◆ **Given information**
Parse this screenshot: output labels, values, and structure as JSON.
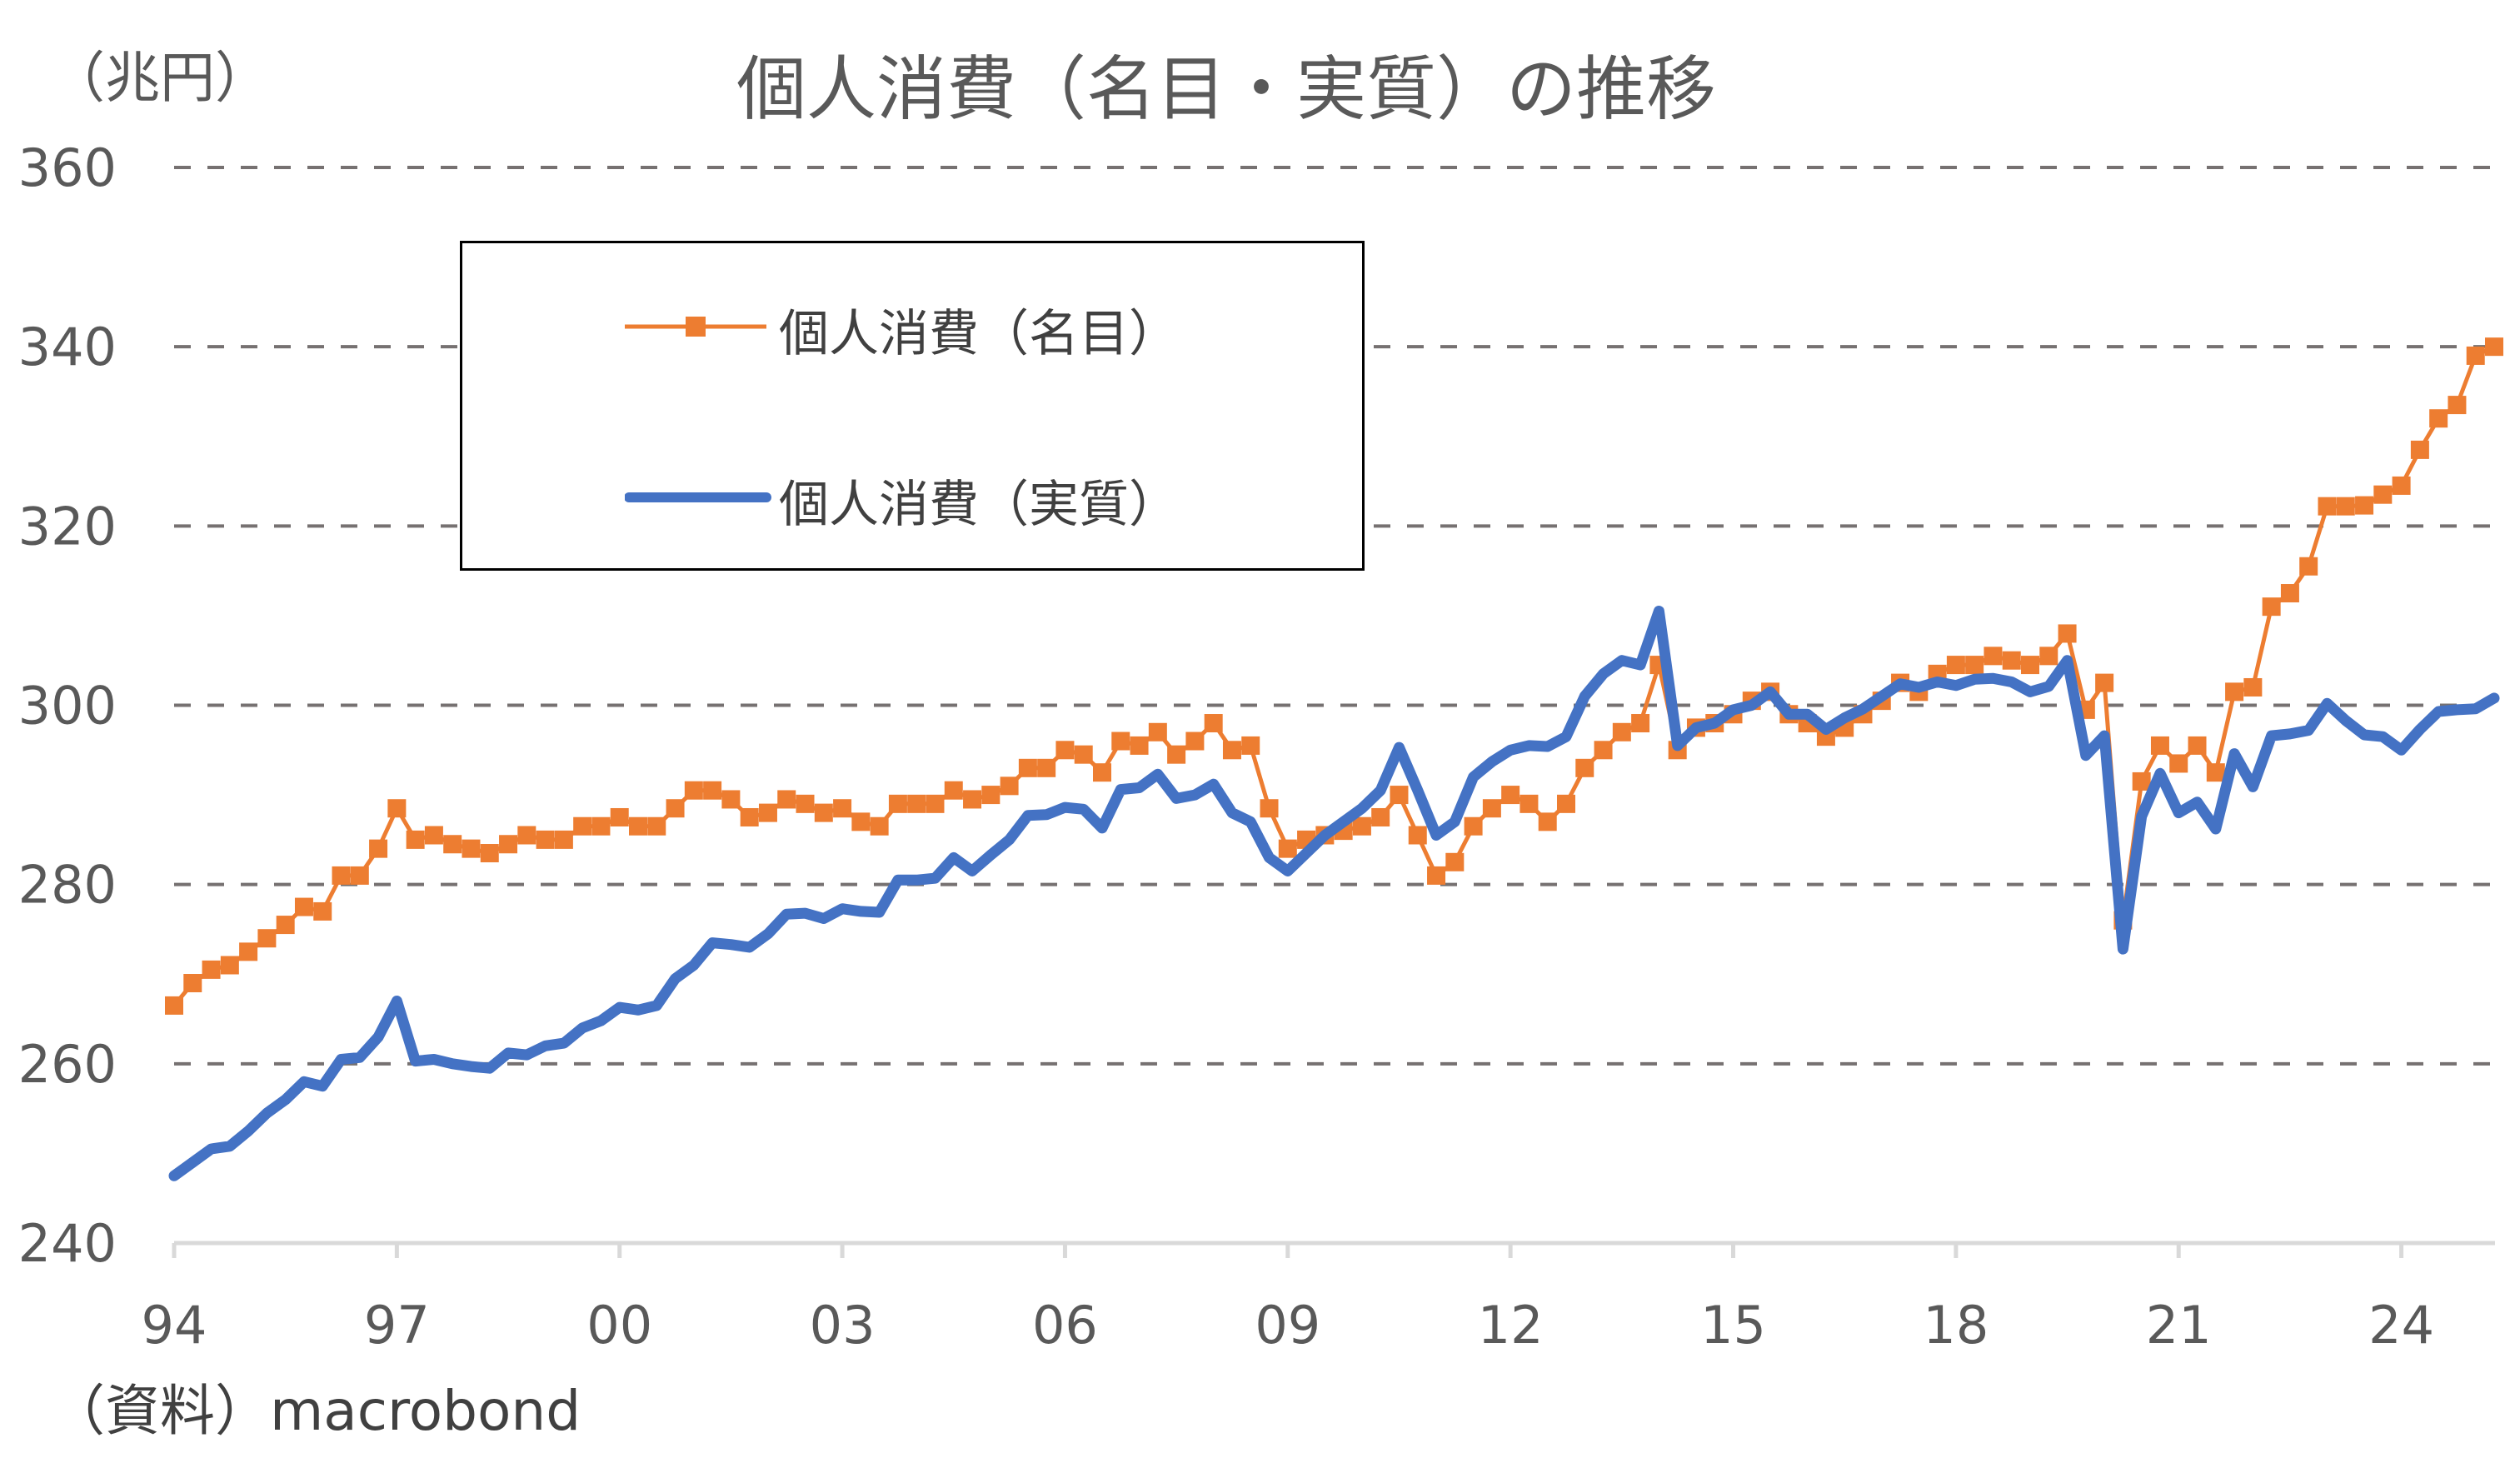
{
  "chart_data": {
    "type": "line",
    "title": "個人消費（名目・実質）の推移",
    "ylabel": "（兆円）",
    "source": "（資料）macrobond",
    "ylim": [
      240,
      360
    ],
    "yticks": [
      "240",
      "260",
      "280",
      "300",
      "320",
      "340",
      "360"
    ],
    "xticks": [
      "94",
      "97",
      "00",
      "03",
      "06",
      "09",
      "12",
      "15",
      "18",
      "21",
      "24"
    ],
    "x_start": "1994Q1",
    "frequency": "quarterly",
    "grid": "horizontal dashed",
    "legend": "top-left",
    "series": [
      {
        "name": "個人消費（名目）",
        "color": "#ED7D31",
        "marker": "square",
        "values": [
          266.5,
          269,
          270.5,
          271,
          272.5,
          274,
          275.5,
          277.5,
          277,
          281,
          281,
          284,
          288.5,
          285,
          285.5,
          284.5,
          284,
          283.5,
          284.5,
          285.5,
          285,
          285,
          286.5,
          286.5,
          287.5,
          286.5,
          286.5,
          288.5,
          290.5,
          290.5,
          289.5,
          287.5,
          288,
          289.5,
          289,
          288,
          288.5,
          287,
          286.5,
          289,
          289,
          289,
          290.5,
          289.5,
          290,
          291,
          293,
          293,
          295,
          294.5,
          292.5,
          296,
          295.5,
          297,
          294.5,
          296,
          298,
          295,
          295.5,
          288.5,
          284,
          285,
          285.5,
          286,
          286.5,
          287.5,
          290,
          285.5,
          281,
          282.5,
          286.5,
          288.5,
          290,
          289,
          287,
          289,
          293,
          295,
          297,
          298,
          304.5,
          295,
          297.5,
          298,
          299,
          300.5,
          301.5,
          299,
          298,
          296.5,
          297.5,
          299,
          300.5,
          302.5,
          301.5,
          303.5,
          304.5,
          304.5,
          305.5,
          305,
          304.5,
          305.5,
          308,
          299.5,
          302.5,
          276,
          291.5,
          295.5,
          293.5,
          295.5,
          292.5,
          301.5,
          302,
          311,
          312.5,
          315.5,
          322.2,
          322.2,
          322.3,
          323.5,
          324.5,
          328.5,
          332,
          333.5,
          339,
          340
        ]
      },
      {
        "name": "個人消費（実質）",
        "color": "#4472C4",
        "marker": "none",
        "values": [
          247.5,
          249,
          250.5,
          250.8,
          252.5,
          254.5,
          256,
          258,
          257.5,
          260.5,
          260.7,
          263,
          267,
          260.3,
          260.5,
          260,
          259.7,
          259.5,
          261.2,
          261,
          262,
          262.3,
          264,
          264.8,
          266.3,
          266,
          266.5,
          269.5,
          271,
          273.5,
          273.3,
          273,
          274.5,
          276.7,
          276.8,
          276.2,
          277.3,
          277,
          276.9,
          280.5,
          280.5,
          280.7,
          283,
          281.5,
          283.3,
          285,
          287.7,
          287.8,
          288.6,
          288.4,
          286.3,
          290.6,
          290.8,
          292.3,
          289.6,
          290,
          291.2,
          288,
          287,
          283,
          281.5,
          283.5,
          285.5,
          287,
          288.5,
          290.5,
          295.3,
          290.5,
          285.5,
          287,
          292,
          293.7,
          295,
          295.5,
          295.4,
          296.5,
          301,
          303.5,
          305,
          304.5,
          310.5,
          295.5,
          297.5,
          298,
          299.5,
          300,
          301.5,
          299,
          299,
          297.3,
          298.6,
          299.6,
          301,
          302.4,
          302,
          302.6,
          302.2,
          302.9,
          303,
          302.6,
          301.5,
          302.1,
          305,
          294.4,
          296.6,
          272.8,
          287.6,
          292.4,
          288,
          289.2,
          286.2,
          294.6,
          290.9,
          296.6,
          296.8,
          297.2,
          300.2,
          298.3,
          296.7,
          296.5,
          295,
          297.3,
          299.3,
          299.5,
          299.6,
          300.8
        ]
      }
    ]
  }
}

◆ **Exercise aim**
Pictures are excluded; copy every other part of the records exactly.

◆ **Problem solution**
Parse this screenshot: output labels, values, and structure as JSON.
{
  "chart_data": {
    "type": "line",
    "title": "個人消費（名目・実質）の推移",
    "ylabel": "（兆円）",
    "source": "（資料）macrobond",
    "ylim": [
      240,
      360
    ],
    "yticks": [
      "240",
      "260",
      "280",
      "300",
      "320",
      "340",
      "360"
    ],
    "xticks": [
      "94",
      "97",
      "00",
      "03",
      "06",
      "09",
      "12",
      "15",
      "18",
      "21",
      "24"
    ],
    "x_start": "1994Q1",
    "frequency": "quarterly",
    "grid": "horizontal dashed",
    "legend": "top-left",
    "series": [
      {
        "name": "個人消費（名目）",
        "color": "#ED7D31",
        "marker": "square",
        "values": [
          266.5,
          269,
          270.5,
          271,
          272.5,
          274,
          275.5,
          277.5,
          277,
          281,
          281,
          284,
          288.5,
          285,
          285.5,
          284.5,
          284,
          283.5,
          284.5,
          285.5,
          285,
          285,
          286.5,
          286.5,
          287.5,
          286.5,
          286.5,
          288.5,
          290.5,
          290.5,
          289.5,
          287.5,
          288,
          289.5,
          289,
          288,
          288.5,
          287,
          286.5,
          289,
          289,
          289,
          290.5,
          289.5,
          290,
          291,
          293,
          293,
          295,
          294.5,
          292.5,
          296,
          295.5,
          297,
          294.5,
          296,
          298,
          295,
          295.5,
          288.5,
          284,
          285,
          285.5,
          286,
          286.5,
          287.5,
          290,
          285.5,
          281,
          282.5,
          286.5,
          288.5,
          290,
          289,
          287,
          289,
          293,
          295,
          297,
          298,
          304.5,
          295,
          297.5,
          298,
          299,
          300.5,
          301.5,
          299,
          298,
          296.5,
          297.5,
          299,
          300.5,
          302.5,
          301.5,
          303.5,
          304.5,
          304.5,
          305.5,
          305,
          304.5,
          305.5,
          308,
          299.5,
          302.5,
          276,
          291.5,
          295.5,
          293.5,
          295.5,
          292.5,
          301.5,
          302,
          311,
          312.5,
          315.5,
          322.2,
          322.2,
          322.3,
          323.5,
          324.5,
          328.5,
          332,
          333.5,
          339,
          340
        ]
      },
      {
        "name": "個人消費（実質）",
        "color": "#4472C4",
        "marker": "none",
        "values": [
          247.5,
          249,
          250.5,
          250.8,
          252.5,
          254.5,
          256,
          258,
          257.5,
          260.5,
          260.7,
          263,
          267,
          260.3,
          260.5,
          260,
          259.7,
          259.5,
          261.2,
          261,
          262,
          262.3,
          264,
          264.8,
          266.3,
          266,
          266.5,
          269.5,
          271,
          273.5,
          273.3,
          273,
          274.5,
          276.7,
          276.8,
          276.2,
          277.3,
          277,
          276.9,
          280.5,
          280.5,
          280.7,
          283,
          281.5,
          283.3,
          285,
          287.7,
          287.8,
          288.6,
          288.4,
          286.3,
          290.6,
          290.8,
          292.3,
          289.6,
          290,
          291.2,
          288,
          287,
          283,
          281.5,
          283.5,
          285.5,
          287,
          288.5,
          290.5,
          295.3,
          290.5,
          285.5,
          287,
          292,
          293.7,
          295,
          295.5,
          295.4,
          296.5,
          301,
          303.5,
          305,
          304.5,
          310.5,
          295.5,
          297.5,
          298,
          299.5,
          300,
          301.5,
          299,
          299,
          297.3,
          298.6,
          299.6,
          301,
          302.4,
          302,
          302.6,
          302.2,
          302.9,
          303,
          302.6,
          301.5,
          302.1,
          305,
          294.4,
          296.6,
          272.8,
          287.6,
          292.4,
          288,
          289.2,
          286.2,
          294.6,
          290.9,
          296.6,
          296.8,
          297.2,
          300.2,
          298.3,
          296.7,
          296.5,
          295,
          297.3,
          299.3,
          299.5,
          299.6,
          300.8
        ]
      }
    ]
  }
}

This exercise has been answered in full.